_Rows from a dataset_

__________

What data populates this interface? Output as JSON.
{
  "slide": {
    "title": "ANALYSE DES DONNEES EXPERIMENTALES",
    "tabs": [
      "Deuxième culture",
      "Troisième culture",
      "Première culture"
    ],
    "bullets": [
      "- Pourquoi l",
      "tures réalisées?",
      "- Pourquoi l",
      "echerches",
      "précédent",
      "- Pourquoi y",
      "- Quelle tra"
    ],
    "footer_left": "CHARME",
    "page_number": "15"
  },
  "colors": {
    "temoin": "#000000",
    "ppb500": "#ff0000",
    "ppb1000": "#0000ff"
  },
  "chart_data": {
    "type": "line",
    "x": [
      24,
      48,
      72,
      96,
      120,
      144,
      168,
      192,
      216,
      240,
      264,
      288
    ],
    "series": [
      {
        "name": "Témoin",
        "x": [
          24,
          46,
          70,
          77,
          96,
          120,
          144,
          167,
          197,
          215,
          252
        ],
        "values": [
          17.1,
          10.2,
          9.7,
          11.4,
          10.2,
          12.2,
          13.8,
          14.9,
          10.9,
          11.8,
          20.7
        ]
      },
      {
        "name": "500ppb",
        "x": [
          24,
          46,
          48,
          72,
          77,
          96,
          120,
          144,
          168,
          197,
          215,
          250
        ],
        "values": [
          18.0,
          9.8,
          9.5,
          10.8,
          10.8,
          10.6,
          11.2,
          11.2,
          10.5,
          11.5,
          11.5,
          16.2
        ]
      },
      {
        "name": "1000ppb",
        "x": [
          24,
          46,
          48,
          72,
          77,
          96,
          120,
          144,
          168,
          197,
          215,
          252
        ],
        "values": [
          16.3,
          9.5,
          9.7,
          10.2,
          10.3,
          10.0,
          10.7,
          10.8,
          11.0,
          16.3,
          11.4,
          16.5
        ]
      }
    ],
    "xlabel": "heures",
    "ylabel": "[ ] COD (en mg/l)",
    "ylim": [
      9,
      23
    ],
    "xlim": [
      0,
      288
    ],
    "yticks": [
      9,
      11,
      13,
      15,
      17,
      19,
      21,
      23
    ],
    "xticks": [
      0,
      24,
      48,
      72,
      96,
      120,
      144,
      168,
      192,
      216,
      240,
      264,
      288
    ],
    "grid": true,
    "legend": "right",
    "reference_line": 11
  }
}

__________

_The problem_
Each line above must be printed exactly as it appears.

_Expected output_
What data populates this interface? Output as JSON.
{
  "slide": {
    "title": "ANALYSE DES DONNEES EXPERIMENTALES",
    "tabs": [
      "Deuxième culture",
      "Troisième culture",
      "Première culture"
    ],
    "bullets": [
      "- Pourquoi l",
      "tures réalisées?",
      "- Pourquoi l",
      "echerches",
      "précédent",
      "- Pourquoi y",
      "- Quelle tra"
    ],
    "footer_left": "CHARME",
    "page_number": "15"
  },
  "colors": {
    "temoin": "#000000",
    "ppb500": "#ff0000",
    "ppb1000": "#0000ff"
  },
  "chart_data": {
    "type": "line",
    "x": [
      24,
      48,
      72,
      96,
      120,
      144,
      168,
      192,
      216,
      240,
      264,
      288
    ],
    "series": [
      {
        "name": "Témoin",
        "x": [
          24,
          46,
          70,
          77,
          96,
          120,
          144,
          167,
          197,
          215,
          252
        ],
        "values": [
          17.1,
          10.2,
          9.7,
          11.4,
          10.2,
          12.2,
          13.8,
          14.9,
          10.9,
          11.8,
          20.7
        ]
      },
      {
        "name": "500ppb",
        "x": [
          24,
          46,
          48,
          72,
          77,
          96,
          120,
          144,
          168,
          197,
          215,
          250
        ],
        "values": [
          18.0,
          9.8,
          9.5,
          10.8,
          10.8,
          10.6,
          11.2,
          11.2,
          10.5,
          11.5,
          11.5,
          16.2
        ]
      },
      {
        "name": "1000ppb",
        "x": [
          24,
          46,
          48,
          72,
          77,
          96,
          120,
          144,
          168,
          197,
          215,
          252
        ],
        "values": [
          16.3,
          9.5,
          9.7,
          10.2,
          10.3,
          10.0,
          10.7,
          10.8,
          11.0,
          16.3,
          11.4,
          16.5
        ]
      }
    ],
    "xlabel": "heures",
    "ylabel": "[ ] COD (en mg/l)",
    "ylim": [
      9,
      23
    ],
    "xlim": [
      0,
      288
    ],
    "yticks": [
      9,
      11,
      13,
      15,
      17,
      19,
      21,
      23
    ],
    "xticks": [
      0,
      24,
      48,
      72,
      96,
      120,
      144,
      168,
      192,
      216,
      240,
      264,
      288
    ],
    "grid": true,
    "legend": "right",
    "reference_line": 11
  }
}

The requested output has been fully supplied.